- [WRITTEN REQUEST]:
Render every entry verbatim.

- [DATA PROVIDED]:
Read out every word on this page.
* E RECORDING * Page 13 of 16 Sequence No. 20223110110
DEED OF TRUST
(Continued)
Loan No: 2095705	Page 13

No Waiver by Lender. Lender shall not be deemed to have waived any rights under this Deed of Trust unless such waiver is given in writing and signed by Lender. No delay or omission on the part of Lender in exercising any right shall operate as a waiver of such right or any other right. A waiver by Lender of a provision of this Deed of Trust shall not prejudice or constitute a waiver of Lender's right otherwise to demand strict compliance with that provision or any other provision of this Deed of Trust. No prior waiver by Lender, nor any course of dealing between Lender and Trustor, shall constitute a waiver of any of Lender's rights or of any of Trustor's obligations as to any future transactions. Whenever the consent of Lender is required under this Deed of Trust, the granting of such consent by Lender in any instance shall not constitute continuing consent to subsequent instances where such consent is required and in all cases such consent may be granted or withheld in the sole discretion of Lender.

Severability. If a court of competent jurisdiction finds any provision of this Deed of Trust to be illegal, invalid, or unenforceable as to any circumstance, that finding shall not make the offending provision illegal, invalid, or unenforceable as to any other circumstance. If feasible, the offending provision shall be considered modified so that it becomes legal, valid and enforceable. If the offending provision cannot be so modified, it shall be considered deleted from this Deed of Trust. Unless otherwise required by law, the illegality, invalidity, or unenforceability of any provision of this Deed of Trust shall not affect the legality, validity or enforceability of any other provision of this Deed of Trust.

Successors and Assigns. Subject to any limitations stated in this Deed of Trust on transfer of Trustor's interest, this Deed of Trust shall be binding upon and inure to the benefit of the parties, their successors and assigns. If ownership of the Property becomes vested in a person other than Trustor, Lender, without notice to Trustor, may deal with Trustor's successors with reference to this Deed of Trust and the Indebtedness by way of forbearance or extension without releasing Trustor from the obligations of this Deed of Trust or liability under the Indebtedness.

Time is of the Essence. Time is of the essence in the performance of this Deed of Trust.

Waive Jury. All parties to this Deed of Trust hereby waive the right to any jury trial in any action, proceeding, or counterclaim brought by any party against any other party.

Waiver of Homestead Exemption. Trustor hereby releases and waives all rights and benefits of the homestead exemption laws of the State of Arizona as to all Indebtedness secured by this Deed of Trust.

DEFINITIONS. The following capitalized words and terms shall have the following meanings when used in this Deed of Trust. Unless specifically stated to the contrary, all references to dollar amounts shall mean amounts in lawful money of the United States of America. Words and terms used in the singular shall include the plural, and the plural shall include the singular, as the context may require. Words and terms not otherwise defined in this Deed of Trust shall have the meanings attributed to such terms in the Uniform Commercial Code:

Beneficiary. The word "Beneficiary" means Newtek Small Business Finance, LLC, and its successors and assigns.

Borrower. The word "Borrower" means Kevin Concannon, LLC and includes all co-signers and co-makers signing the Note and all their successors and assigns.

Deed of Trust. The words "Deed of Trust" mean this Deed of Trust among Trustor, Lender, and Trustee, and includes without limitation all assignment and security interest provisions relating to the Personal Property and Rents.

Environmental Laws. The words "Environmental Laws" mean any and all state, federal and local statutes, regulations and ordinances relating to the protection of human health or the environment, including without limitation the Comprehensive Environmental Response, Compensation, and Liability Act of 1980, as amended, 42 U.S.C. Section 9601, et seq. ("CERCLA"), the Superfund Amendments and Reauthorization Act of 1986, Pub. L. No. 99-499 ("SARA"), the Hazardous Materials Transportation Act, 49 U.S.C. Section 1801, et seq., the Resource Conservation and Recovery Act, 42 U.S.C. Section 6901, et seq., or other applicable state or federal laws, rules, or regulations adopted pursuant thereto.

- [TASK RESULT]:
Read out every word on this page.
* E RECORDING * Page 13 of 16 Sequence No. 20223110110
DEED OF TRUST
(Continued)
Loan No: 2095705	Page 13

No Waiver by Lender. Lender shall not be deemed to have waived any rights under this Deed of Trust unless such waiver is given in writing and signed by Lender. No delay or omission on the part of Lender in exercising any right shall operate as a waiver of such right or any other right. A waiver by Lender of a provision of this Deed of Trust shall not prejudice or constitute a waiver of Lender's right otherwise to demand strict compliance with that provision or any other provision of this Deed of Trust. No prior waiver by Lender, nor any course of dealing between Lender and Trustor, shall constitute a waiver of any of Lender's rights or of any of Trustor's obligations as to any future transactions. Whenever the consent of Lender is required under this Deed of Trust, the granting of such consent by Lender in any instance shall not constitute continuing consent to subsequent instances where such consent is required and in all cases such consent may be granted or withheld in the sole discretion of Lender.

Severability. If a court of competent jurisdiction finds any provision of this Deed of Trust to be illegal, invalid, or unenforceable as to any circumstance, that finding shall not make the offending provision illegal, invalid, or unenforceable as to any other circumstance. If feasible, the offending provision shall be considered modified so that it becomes legal, valid and enforceable. If the offending provision cannot be so modified, it shall be considered deleted from this Deed of Trust. Unless otherwise required by law, the illegality, invalidity, or unenforceability of any provision of this Deed of Trust shall not affect the legality, validity or enforceability of any other provision of this Deed of Trust.

Successors and Assigns. Subject to any limitations stated in this Deed of Trust on transfer of Trustor's interest, this Deed of Trust shall be binding upon and inure to the benefit of the parties, their successors and assigns. If ownership of the Property becomes vested in a person other than Trustor, Lender, without notice to Trustor, may deal with Trustor's successors with reference to this Deed of Trust and the Indebtedness by way of forbearance or extension without releasing Trustor from the obligations of this Deed of Trust or liability under the Indebtedness.

Time is of the Essence. Time is of the essence in the performance of this Deed of Trust.

Waive Jury. All parties to this Deed of Trust hereby waive the right to any jury trial in any action, proceeding, or counterclaim brought by any party against any other party.

Waiver of Homestead Exemption. Trustor hereby releases and waives all rights and benefits of the homestead exemption laws of the State of Arizona as to all Indebtedness secured by this Deed of Trust.

DEFINITIONS. The following capitalized words and terms shall have the following meanings when used in this Deed of Trust. Unless specifically stated to the contrary, all references to dollar amounts shall mean amounts in lawful money of the United States of America. Words and terms used in the singular shall include the plural, and the plural shall include the singular, as the context may require. Words and terms not otherwise defined in this Deed of Trust shall have the meanings attributed to such terms in the Uniform Commercial Code:

Beneficiary. The word "Beneficiary" means Newtek Small Business Finance, LLC, and its successors and assigns.

Borrower. The word "Borrower" means Kevin Concannon, LLC and includes all co-signers and co-makers signing the Note and all their successors and assigns.

Deed of Trust. The words "Deed of Trust" mean this Deed of Trust among Trustor, Lender, and Trustee, and includes without limitation all assignment and security interest provisions relating to the Personal Property and Rents.

Environmental Laws. The words "Environmental Laws" mean any and all state, federal and local statutes, regulations and ordinances relating to the protection of human health or the environment, including without limitation the Comprehensive Environmental Response, Compensation, and Liability Act of 1980, as amended, 42 U.S.C. Section 9601, et seq. ("CERCLA"), the Superfund Amendments and Reauthorization Act of 1986, Pub. L. No. 99-499 ("SARA"), the Hazardous Materials Transportation Act, 49 U.S.C. Section 1801, et seq., the Resource Conservation and Recovery Act, 42 U.S.C. Section 6901, et seq., or other applicable state or federal laws, rules, or regulations adopted pursuant thereto.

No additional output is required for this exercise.